Leave the pictures out, and retype all of the material exactly as written.

- **Listing**:
* * *
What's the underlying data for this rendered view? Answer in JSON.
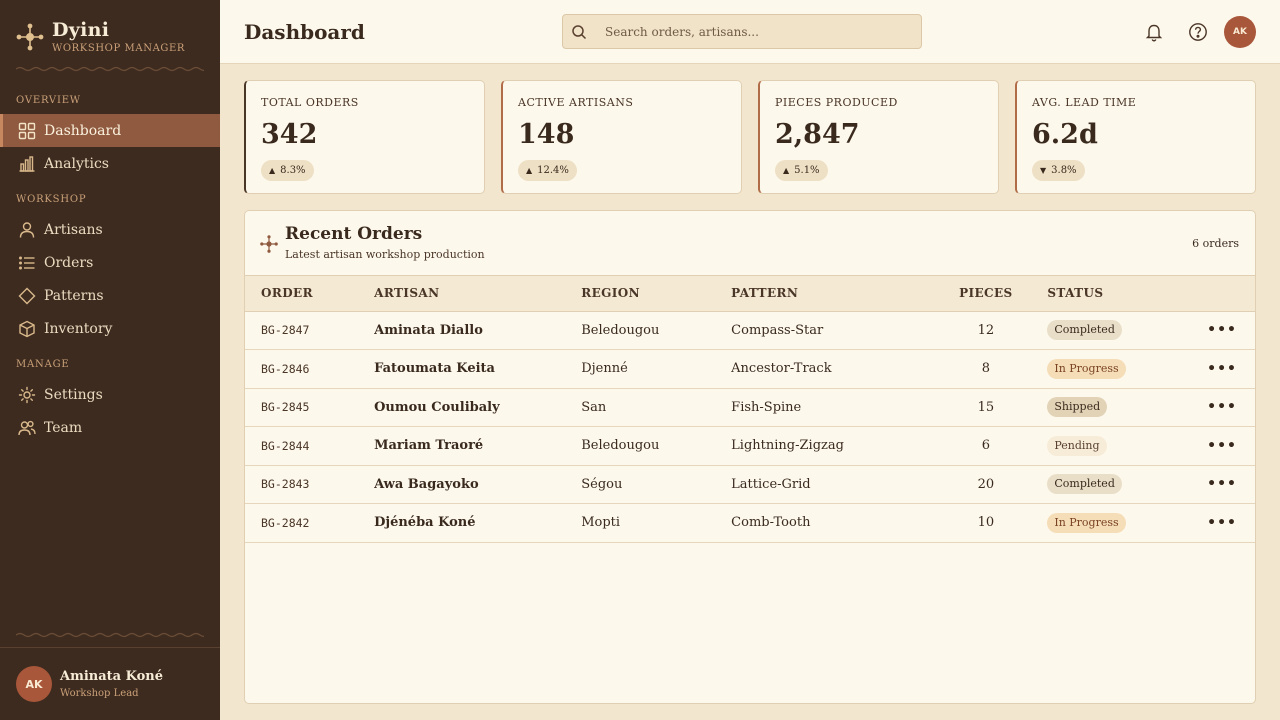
{
  "brand": {
    "name": "Dyini",
    "subtitle": "WORKSHOP MANAGER"
  },
  "sidebar": {
    "sections": [
      "OVERVIEW",
      "WORKSHOP",
      "MANAGE"
    ],
    "items": [
      {
        "label": "Dashboard",
        "icon": "grid-icon",
        "active": true
      },
      {
        "label": "Analytics",
        "icon": "bar-chart-icon"
      },
      {
        "label": "Artisans",
        "icon": "user-icon"
      },
      {
        "label": "Orders",
        "icon": "list-icon"
      },
      {
        "label": "Patterns",
        "icon": "diamond-icon"
      },
      {
        "label": "Inventory",
        "icon": "box-icon"
      },
      {
        "label": "Settings",
        "icon": "gear-icon"
      },
      {
        "label": "Team",
        "icon": "users-icon"
      }
    ]
  },
  "user": {
    "initials": "AK",
    "name": "Aminata Koné",
    "role": "Workshop Lead"
  },
  "header": {
    "title": "Dashboard",
    "search_placeholder": "Search orders, artisans...",
    "avatar_initials": "AK"
  },
  "stats": [
    {
      "label": "TOTAL ORDERS",
      "value": "342",
      "delta": "8.3%",
      "trend": "up"
    },
    {
      "label": "ACTIVE ARTISANS",
      "value": "148",
      "delta": "12.4%",
      "trend": "up"
    },
    {
      "label": "PIECES PRODUCED",
      "value": "2,847",
      "delta": "5.1%",
      "trend": "up"
    },
    {
      "label": "AVG. LEAD TIME",
      "value": "6.2d",
      "delta": "3.8%",
      "trend": "down"
    }
  ],
  "orders_panel": {
    "title": "Recent Orders",
    "subtitle": "Latest artisan workshop production",
    "count": "6 orders",
    "columns": [
      "ORDER",
      "ARTISAN",
      "REGION",
      "PATTERN",
      "PIECES",
      "STATUS"
    ],
    "rows": [
      {
        "order": "BG-2847",
        "artisan": "Aminata Diallo",
        "region": "Beledougou",
        "pattern": "Compass-Star",
        "pieces": "12",
        "status": "Completed"
      },
      {
        "order": "BG-2846",
        "artisan": "Fatoumata Keita",
        "region": "Djenné",
        "pattern": "Ancestor-Track",
        "pieces": "8",
        "status": "In Progress"
      },
      {
        "order": "BG-2845",
        "artisan": "Oumou Coulibaly",
        "region": "San",
        "pattern": "Fish-Spine",
        "pieces": "15",
        "status": "Shipped"
      },
      {
        "order": "BG-2844",
        "artisan": "Mariam Traoré",
        "region": "Beledougou",
        "pattern": "Lightning-Zigzag",
        "pieces": "6",
        "status": "Pending"
      },
      {
        "order": "BG-2843",
        "artisan": "Awa Bagayoko",
        "region": "Ségou",
        "pattern": "Lattice-Grid",
        "pieces": "20",
        "status": "Completed"
      },
      {
        "order": "BG-2842",
        "artisan": "Djénéba Koné",
        "region": "Mopti",
        "pattern": "Comb-Tooth",
        "pieces": "10",
        "status": "In Progress"
      }
    ]
  },
  "colors": {
    "sidebar_bg": "#3e2b1f",
    "active_nav": "#8f5a3f",
    "accent": "#b06b47",
    "page_bg": "#f2e6cf",
    "card_bg": "#fdf8ec"
  }
}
* * *
- **Problem solution**:
What's the underlying data for this rendered view? Answer in JSON.
{
  "brand": {
    "name": "Dyini",
    "subtitle": "WORKSHOP MANAGER"
  },
  "sidebar": {
    "sections": [
      "OVERVIEW",
      "WORKSHOP",
      "MANAGE"
    ],
    "items": [
      {
        "label": "Dashboard",
        "icon": "grid-icon",
        "active": true
      },
      {
        "label": "Analytics",
        "icon": "bar-chart-icon"
      },
      {
        "label": "Artisans",
        "icon": "user-icon"
      },
      {
        "label": "Orders",
        "icon": "list-icon"
      },
      {
        "label": "Patterns",
        "icon": "diamond-icon"
      },
      {
        "label": "Inventory",
        "icon": "box-icon"
      },
      {
        "label": "Settings",
        "icon": "gear-icon"
      },
      {
        "label": "Team",
        "icon": "users-icon"
      }
    ]
  },
  "user": {
    "initials": "AK",
    "name": "Aminata Koné",
    "role": "Workshop Lead"
  },
  "header": {
    "title": "Dashboard",
    "search_placeholder": "Search orders, artisans...",
    "avatar_initials": "AK"
  },
  "stats": [
    {
      "label": "TOTAL ORDERS",
      "value": "342",
      "delta": "8.3%",
      "trend": "up"
    },
    {
      "label": "ACTIVE ARTISANS",
      "value": "148",
      "delta": "12.4%",
      "trend": "up"
    },
    {
      "label": "PIECES PRODUCED",
      "value": "2,847",
      "delta": "5.1%",
      "trend": "up"
    },
    {
      "label": "AVG. LEAD TIME",
      "value": "6.2d",
      "delta": "3.8%",
      "trend": "down"
    }
  ],
  "orders_panel": {
    "title": "Recent Orders",
    "subtitle": "Latest artisan workshop production",
    "count": "6 orders",
    "columns": [
      "ORDER",
      "ARTISAN",
      "REGION",
      "PATTERN",
      "PIECES",
      "STATUS"
    ],
    "rows": [
      {
        "order": "BG-2847",
        "artisan": "Aminata Diallo",
        "region": "Beledougou",
        "pattern": "Compass-Star",
        "pieces": "12",
        "status": "Completed"
      },
      {
        "order": "BG-2846",
        "artisan": "Fatoumata Keita",
        "region": "Djenné",
        "pattern": "Ancestor-Track",
        "pieces": "8",
        "status": "In Progress"
      },
      {
        "order": "BG-2845",
        "artisan": "Oumou Coulibaly",
        "region": "San",
        "pattern": "Fish-Spine",
        "pieces": "15",
        "status": "Shipped"
      },
      {
        "order": "BG-2844",
        "artisan": "Mariam Traoré",
        "region": "Beledougou",
        "pattern": "Lightning-Zigzag",
        "pieces": "6",
        "status": "Pending"
      },
      {
        "order": "BG-2843",
        "artisan": "Awa Bagayoko",
        "region": "Ségou",
        "pattern": "Lattice-Grid",
        "pieces": "20",
        "status": "Completed"
      },
      {
        "order": "BG-2842",
        "artisan": "Djénéba Koné",
        "region": "Mopti",
        "pattern": "Comb-Tooth",
        "pieces": "10",
        "status": "In Progress"
      }
    ]
  },
  "colors": {
    "sidebar_bg": "#3e2b1f",
    "active_nav": "#8f5a3f",
    "accent": "#b06b47",
    "page_bg": "#f2e6cf",
    "card_bg": "#fdf8ec"
  }
}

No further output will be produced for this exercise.